Data entries
## START
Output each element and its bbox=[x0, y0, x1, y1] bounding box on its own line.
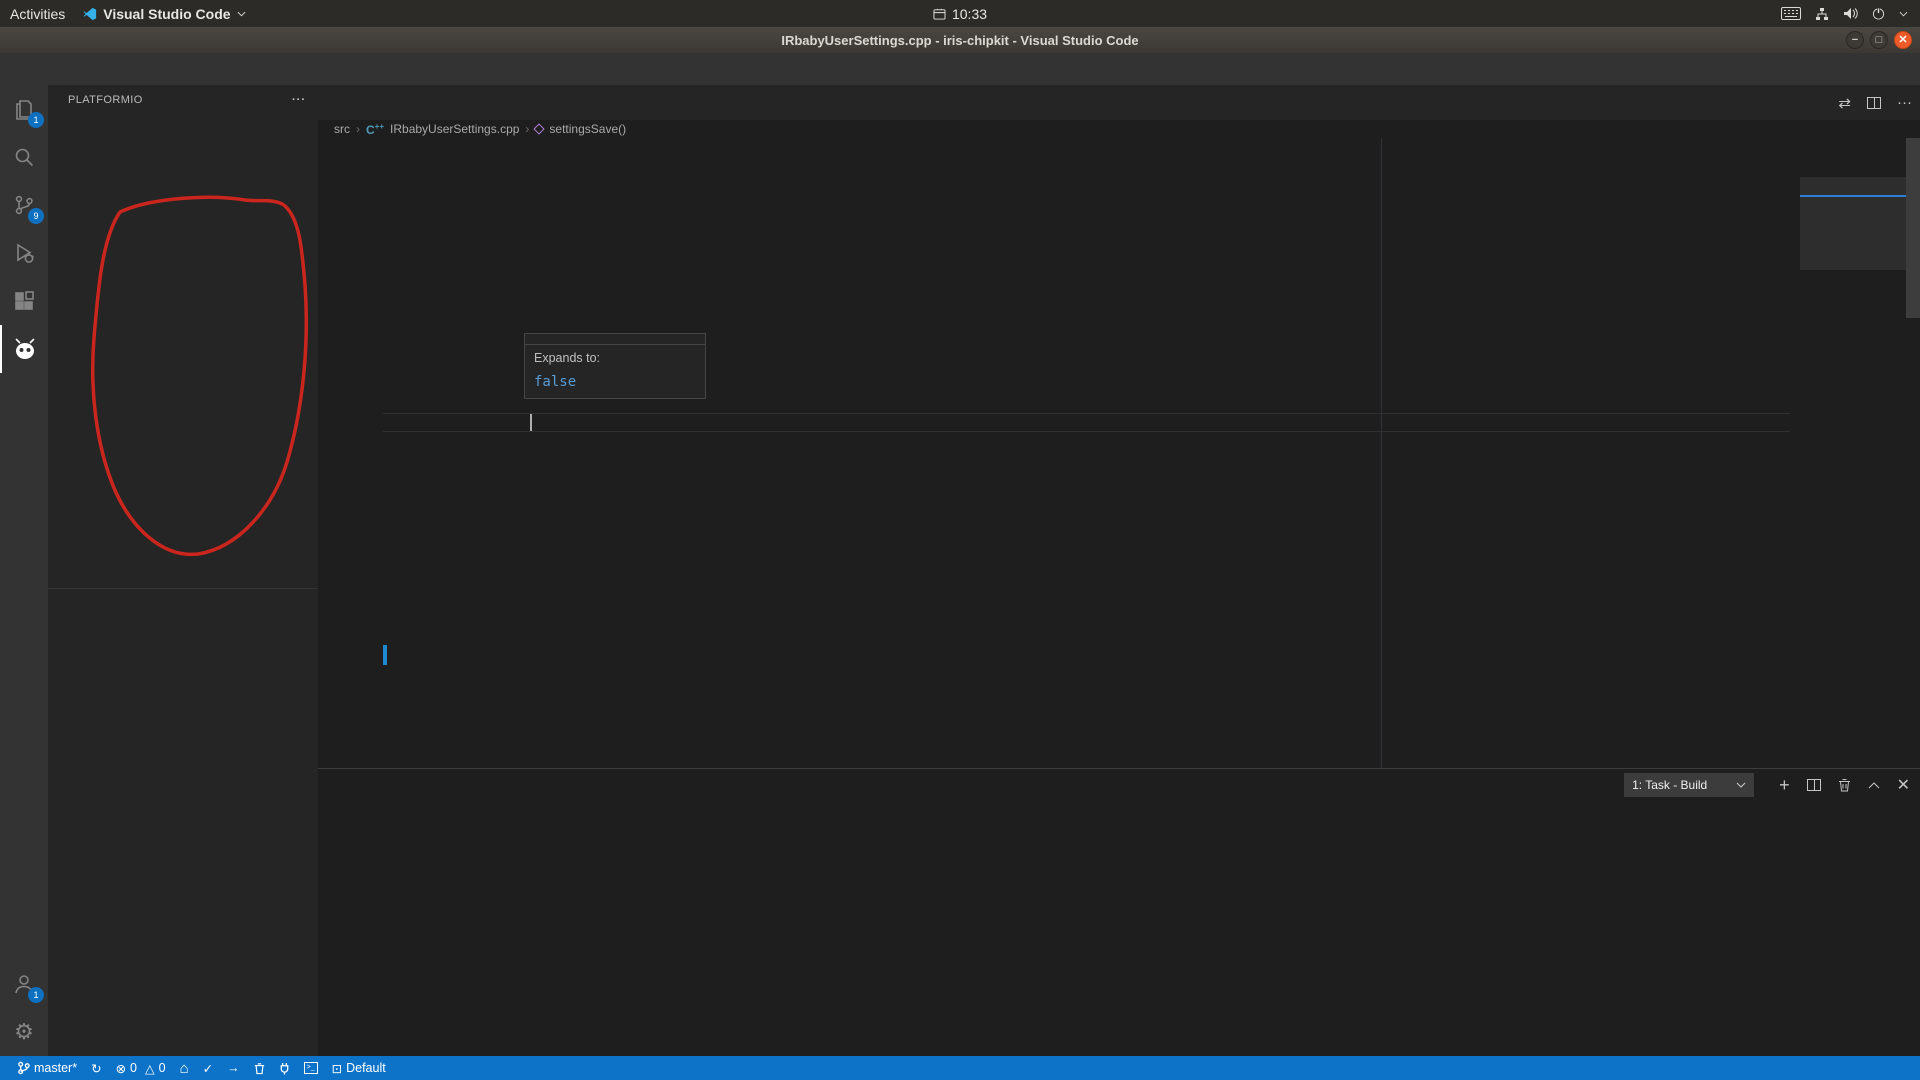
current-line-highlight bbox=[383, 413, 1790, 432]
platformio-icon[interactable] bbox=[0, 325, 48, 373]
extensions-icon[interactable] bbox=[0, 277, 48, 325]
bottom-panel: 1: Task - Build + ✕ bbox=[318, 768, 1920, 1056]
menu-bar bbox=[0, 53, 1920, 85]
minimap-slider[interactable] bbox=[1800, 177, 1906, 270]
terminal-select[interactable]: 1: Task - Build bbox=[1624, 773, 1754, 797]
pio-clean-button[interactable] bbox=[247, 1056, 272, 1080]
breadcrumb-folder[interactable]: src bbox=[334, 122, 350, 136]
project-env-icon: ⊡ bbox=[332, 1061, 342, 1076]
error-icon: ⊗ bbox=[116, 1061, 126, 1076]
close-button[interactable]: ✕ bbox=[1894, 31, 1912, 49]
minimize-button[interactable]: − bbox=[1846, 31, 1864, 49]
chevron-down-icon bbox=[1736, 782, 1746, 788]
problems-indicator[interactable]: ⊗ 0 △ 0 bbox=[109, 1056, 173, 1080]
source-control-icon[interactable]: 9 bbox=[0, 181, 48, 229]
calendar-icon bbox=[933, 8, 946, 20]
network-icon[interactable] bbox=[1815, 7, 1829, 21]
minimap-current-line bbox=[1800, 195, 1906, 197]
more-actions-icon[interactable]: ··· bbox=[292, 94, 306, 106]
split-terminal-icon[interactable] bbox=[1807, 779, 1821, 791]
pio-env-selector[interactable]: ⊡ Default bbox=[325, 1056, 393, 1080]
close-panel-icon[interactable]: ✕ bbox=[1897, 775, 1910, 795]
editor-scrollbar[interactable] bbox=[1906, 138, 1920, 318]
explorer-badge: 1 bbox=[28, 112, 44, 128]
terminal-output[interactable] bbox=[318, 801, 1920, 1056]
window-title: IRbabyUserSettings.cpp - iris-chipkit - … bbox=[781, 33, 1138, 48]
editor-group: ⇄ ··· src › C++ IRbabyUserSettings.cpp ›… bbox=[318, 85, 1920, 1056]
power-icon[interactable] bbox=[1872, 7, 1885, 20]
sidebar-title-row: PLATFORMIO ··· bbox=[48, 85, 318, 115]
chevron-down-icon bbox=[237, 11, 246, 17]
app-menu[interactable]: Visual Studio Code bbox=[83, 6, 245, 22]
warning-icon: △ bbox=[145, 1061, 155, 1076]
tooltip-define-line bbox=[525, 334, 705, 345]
## END
• _TASK DETAILS_:
Put the stretch of the data from the line containing "current-line-highlight bbox=[383, 413, 1790, 432]" through the line containing "terminal-select[interactable]: 1: Task" into a JSON list of strings, one string per line and blank lines omitted.

• _COMPLETED TASK_:
[
  "current-line-highlight bbox=[383, 413, 1790, 432]",
  "platformio-icon[interactable] bbox=[0, 325, 48, 373]",
  "extensions-icon[interactable] bbox=[0, 277, 48, 325]",
  "bottom-panel: 1: Task - Build + ✕ bbox=[318, 768, 1920, 1056]",
  "menu-bar bbox=[0, 53, 1920, 85]",
  "minimap-slider[interactable] bbox=[1800, 177, 1906, 270]",
  "terminal-select[interactable]: 1: Task - Build bbox=[1624, 773, 1754, 797]"
]